Dataset entries on figures
※ ※ ※
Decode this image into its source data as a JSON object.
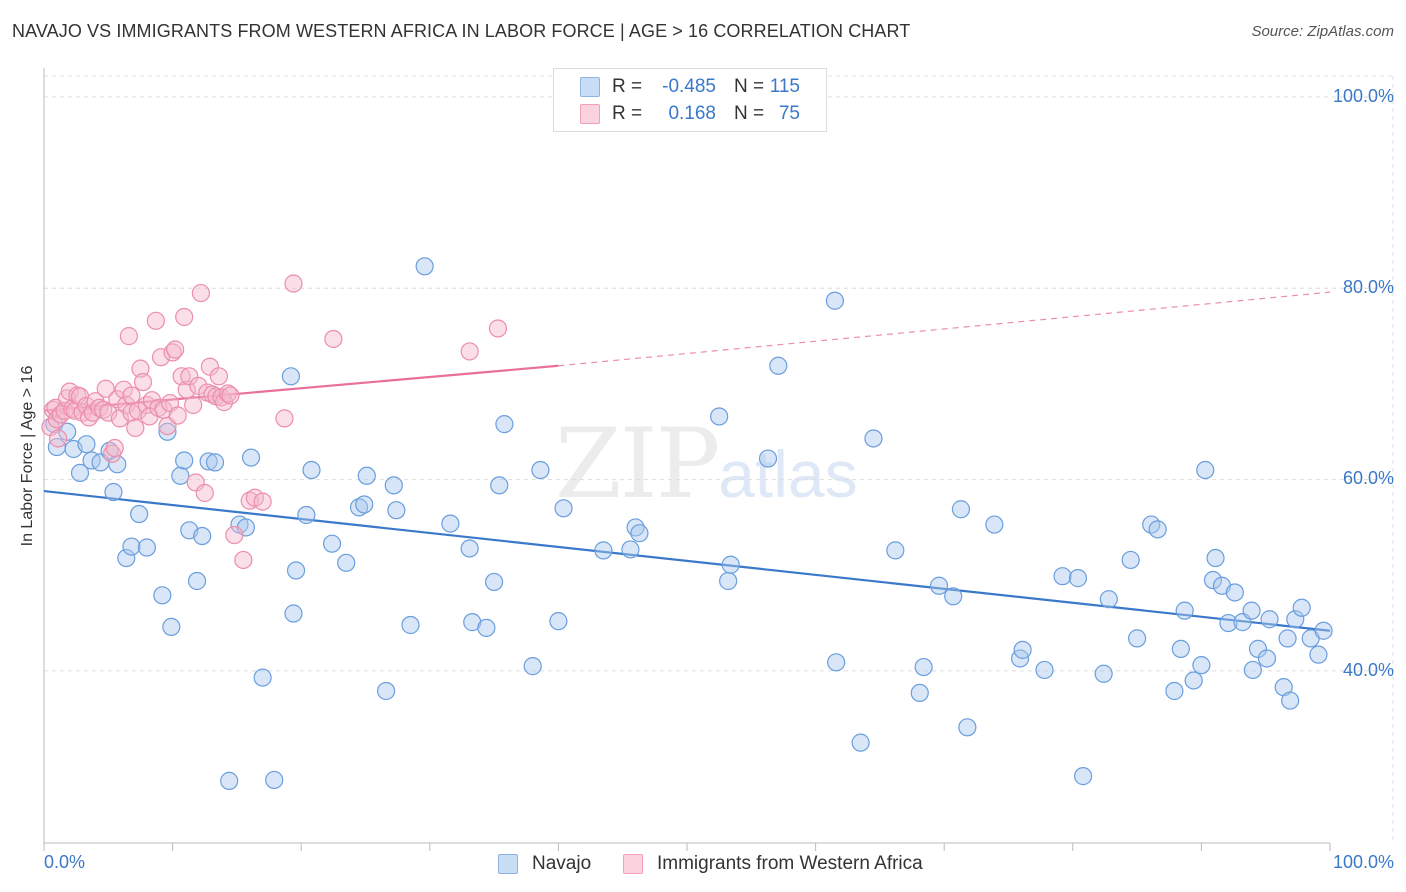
{
  "header": {
    "title": "NAVAJO VS IMMIGRANTS FROM WESTERN AFRICA IN LABOR FORCE | AGE > 16 CORRELATION CHART",
    "source": "Source: ZipAtlas.com"
  },
  "watermark": {
    "zip": "ZIP",
    "atlas": "atlas"
  },
  "stats": {
    "rows": [
      {
        "r_label": "R =",
        "r_value": "-0.485",
        "n_label": "N =",
        "n_value": "115",
        "color": "#a9c8ee"
      },
      {
        "r_label": "R =",
        "r_value": "0.168",
        "n_label": "N =",
        "n_value": "75",
        "color": "#f5b8cb"
      }
    ]
  },
  "legend": {
    "items": [
      {
        "label": "Navajo",
        "color": "#a9c8ee"
      },
      {
        "label": "Immigrants from Western Africa",
        "color": "#f5b8cb"
      }
    ]
  },
  "colors": {
    "blue": "#3a78c9",
    "blue_fill": "#a9c8ee",
    "pink": "#e8709a",
    "pink_fill": "#f5b8cb",
    "accent_text": "#3a78c9"
  },
  "chart_data": {
    "type": "scatter",
    "title": "NAVAJO VS IMMIGRANTS FROM WESTERN AFRICA IN LABOR FORCE | AGE > 16 CORRELATION CHART",
    "xlabel": "",
    "ylabel": "In Labor Force | Age > 16",
    "xlim": [
      0,
      100
    ],
    "ylim": [
      20,
      102
    ],
    "x_tick_labels": [
      "0.0%",
      "100.0%"
    ],
    "y_ticks": [
      40,
      60,
      80,
      100
    ],
    "y_tick_labels": [
      "40.0%",
      "60.0%",
      "80.0%",
      "100.0%"
    ],
    "grid": true,
    "series": [
      {
        "name": "Navajo",
        "color": "#3a78c9",
        "trend": {
          "x": [
            0,
            100
          ],
          "y": [
            58.8,
            44.2
          ],
          "dashed_from": null
        },
        "points": [
          [
            0.8,
            65.8
          ],
          [
            1.0,
            63.4
          ],
          [
            1.8,
            65.0
          ],
          [
            2.3,
            63.2
          ],
          [
            2.8,
            60.7
          ],
          [
            3.3,
            63.7
          ],
          [
            3.7,
            62.0
          ],
          [
            4.4,
            61.8
          ],
          [
            5.1,
            63.0
          ],
          [
            5.4,
            58.7
          ],
          [
            5.7,
            61.6
          ],
          [
            6.4,
            51.8
          ],
          [
            6.8,
            53.0
          ],
          [
            7.4,
            56.4
          ],
          [
            8.0,
            52.9
          ],
          [
            9.2,
            47.9
          ],
          [
            9.6,
            65.0
          ],
          [
            9.9,
            44.6
          ],
          [
            10.6,
            60.4
          ],
          [
            10.9,
            62.0
          ],
          [
            11.3,
            54.7
          ],
          [
            11.9,
            49.4
          ],
          [
            12.3,
            54.1
          ],
          [
            12.8,
            61.9
          ],
          [
            13.3,
            61.8
          ],
          [
            14.4,
            28.5
          ],
          [
            15.2,
            55.3
          ],
          [
            15.7,
            55.0
          ],
          [
            16.1,
            62.3
          ],
          [
            17.0,
            39.3
          ],
          [
            17.9,
            28.6
          ],
          [
            19.2,
            70.8
          ],
          [
            19.4,
            46.0
          ],
          [
            19.6,
            50.5
          ],
          [
            20.4,
            56.3
          ],
          [
            20.8,
            61.0
          ],
          [
            22.4,
            53.3
          ],
          [
            23.5,
            51.3
          ],
          [
            24.5,
            57.1
          ],
          [
            24.9,
            57.4
          ],
          [
            25.1,
            60.4
          ],
          [
            26.6,
            37.9
          ],
          [
            27.2,
            59.4
          ],
          [
            27.4,
            56.8
          ],
          [
            28.5,
            44.8
          ],
          [
            29.6,
            82.3
          ],
          [
            31.6,
            55.4
          ],
          [
            33.1,
            52.8
          ],
          [
            33.3,
            45.1
          ],
          [
            34.4,
            44.5
          ],
          [
            35.0,
            49.3
          ],
          [
            35.4,
            59.4
          ],
          [
            35.8,
            65.8
          ],
          [
            38.0,
            40.5
          ],
          [
            38.6,
            61.0
          ],
          [
            40.0,
            45.2
          ],
          [
            40.4,
            57.0
          ],
          [
            43.5,
            52.6
          ],
          [
            45.6,
            52.7
          ],
          [
            46.0,
            55.0
          ],
          [
            46.3,
            54.4
          ],
          [
            52.5,
            66.6
          ],
          [
            53.2,
            49.4
          ],
          [
            53.4,
            51.1
          ],
          [
            56.3,
            62.2
          ],
          [
            57.1,
            71.9
          ],
          [
            61.5,
            78.7
          ],
          [
            61.6,
            40.9
          ],
          [
            63.5,
            32.5
          ],
          [
            64.5,
            64.3
          ],
          [
            66.2,
            52.6
          ],
          [
            68.1,
            37.7
          ],
          [
            68.4,
            40.4
          ],
          [
            69.6,
            48.9
          ],
          [
            70.7,
            47.8
          ],
          [
            71.3,
            56.9
          ],
          [
            71.8,
            34.1
          ],
          [
            73.9,
            55.3
          ],
          [
            75.9,
            41.3
          ],
          [
            77.8,
            40.1
          ],
          [
            79.2,
            49.9
          ],
          [
            80.4,
            49.7
          ],
          [
            80.8,
            29.0
          ],
          [
            82.4,
            39.7
          ],
          [
            82.8,
            47.5
          ],
          [
            84.5,
            51.6
          ],
          [
            85.0,
            43.4
          ],
          [
            86.1,
            55.3
          ],
          [
            86.6,
            54.8
          ],
          [
            87.9,
            37.9
          ],
          [
            88.4,
            42.3
          ],
          [
            88.7,
            46.3
          ],
          [
            89.4,
            39.0
          ],
          [
            90.0,
            40.6
          ],
          [
            90.3,
            61.0
          ],
          [
            90.9,
            49.5
          ],
          [
            91.1,
            51.8
          ],
          [
            91.6,
            48.9
          ],
          [
            92.1,
            45.0
          ],
          [
            92.6,
            48.2
          ],
          [
            93.2,
            45.1
          ],
          [
            93.9,
            46.3
          ],
          [
            94.0,
            40.1
          ],
          [
            94.4,
            42.3
          ],
          [
            95.1,
            41.3
          ],
          [
            95.3,
            45.4
          ],
          [
            96.4,
            38.3
          ],
          [
            96.7,
            43.4
          ],
          [
            96.9,
            36.9
          ],
          [
            97.3,
            45.4
          ],
          [
            97.8,
            46.6
          ],
          [
            98.5,
            43.4
          ],
          [
            99.1,
            41.7
          ],
          [
            99.5,
            44.2
          ],
          [
            76.1,
            42.2
          ]
        ]
      },
      {
        "name": "Immigrants from Western Africa",
        "color": "#e8709a",
        "trend": {
          "x": [
            0,
            40,
            100
          ],
          "y": [
            67.2,
            71.9,
            79.6
          ],
          "dashed_from": 40
        },
        "points": [
          [
            0.5,
            65.5
          ],
          [
            0.7,
            67.3
          ],
          [
            0.9,
            67.5
          ],
          [
            1.0,
            66.3
          ],
          [
            1.1,
            64.3
          ],
          [
            1.3,
            66.8
          ],
          [
            1.6,
            67.2
          ],
          [
            1.8,
            68.5
          ],
          [
            2.0,
            69.2
          ],
          [
            2.2,
            67.4
          ],
          [
            2.4,
            67.2
          ],
          [
            2.6,
            68.8
          ],
          [
            2.8,
            68.7
          ],
          [
            3.0,
            67.0
          ],
          [
            3.3,
            67.7
          ],
          [
            3.5,
            66.5
          ],
          [
            3.8,
            67.0
          ],
          [
            4.0,
            68.2
          ],
          [
            4.3,
            67.5
          ],
          [
            4.6,
            67.3
          ],
          [
            4.8,
            69.5
          ],
          [
            5.0,
            67.0
          ],
          [
            5.3,
            62.7
          ],
          [
            5.5,
            63.3
          ],
          [
            5.7,
            68.4
          ],
          [
            5.9,
            66.4
          ],
          [
            6.2,
            69.4
          ],
          [
            6.4,
            67.8
          ],
          [
            6.6,
            75.0
          ],
          [
            6.8,
            67.0
          ],
          [
            7.1,
            65.4
          ],
          [
            7.3,
            67.2
          ],
          [
            7.5,
            71.6
          ],
          [
            7.7,
            70.2
          ],
          [
            8.0,
            67.8
          ],
          [
            8.2,
            66.6
          ],
          [
            8.4,
            68.3
          ],
          [
            8.7,
            76.6
          ],
          [
            8.9,
            67.5
          ],
          [
            9.1,
            72.8
          ],
          [
            9.3,
            67.3
          ],
          [
            9.6,
            65.6
          ],
          [
            9.8,
            68.0
          ],
          [
            10.0,
            73.3
          ],
          [
            10.2,
            73.6
          ],
          [
            10.4,
            66.7
          ],
          [
            10.7,
            70.8
          ],
          [
            10.9,
            77.0
          ],
          [
            11.1,
            69.4
          ],
          [
            11.3,
            70.8
          ],
          [
            11.6,
            67.8
          ],
          [
            11.8,
            59.7
          ],
          [
            12.0,
            69.8
          ],
          [
            12.2,
            79.5
          ],
          [
            12.5,
            58.6
          ],
          [
            12.7,
            69.1
          ],
          [
            12.9,
            71.8
          ],
          [
            13.1,
            68.9
          ],
          [
            13.4,
            68.7
          ],
          [
            13.6,
            70.8
          ],
          [
            13.8,
            68.6
          ],
          [
            14.0,
            68.1
          ],
          [
            14.3,
            69.0
          ],
          [
            14.5,
            68.8
          ],
          [
            14.8,
            54.2
          ],
          [
            15.5,
            51.6
          ],
          [
            16.0,
            57.8
          ],
          [
            16.4,
            58.1
          ],
          [
            17.0,
            57.7
          ],
          [
            18.7,
            66.4
          ],
          [
            19.4,
            80.5
          ],
          [
            22.5,
            74.7
          ],
          [
            33.1,
            73.4
          ],
          [
            35.3,
            75.8
          ],
          [
            6.8,
            68.8
          ]
        ]
      }
    ]
  },
  "axes": {
    "x_left_label": "0.0%",
    "x_right_label": "100.0%",
    "y_label": "In Labor Force | Age > 16"
  }
}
※ ※ ※
:: Do this ::
Return all lines with the word "name" in them.

:: Solution to this problem ::
        "name": "Navajo",
        "name": "Immigrants from Western Africa",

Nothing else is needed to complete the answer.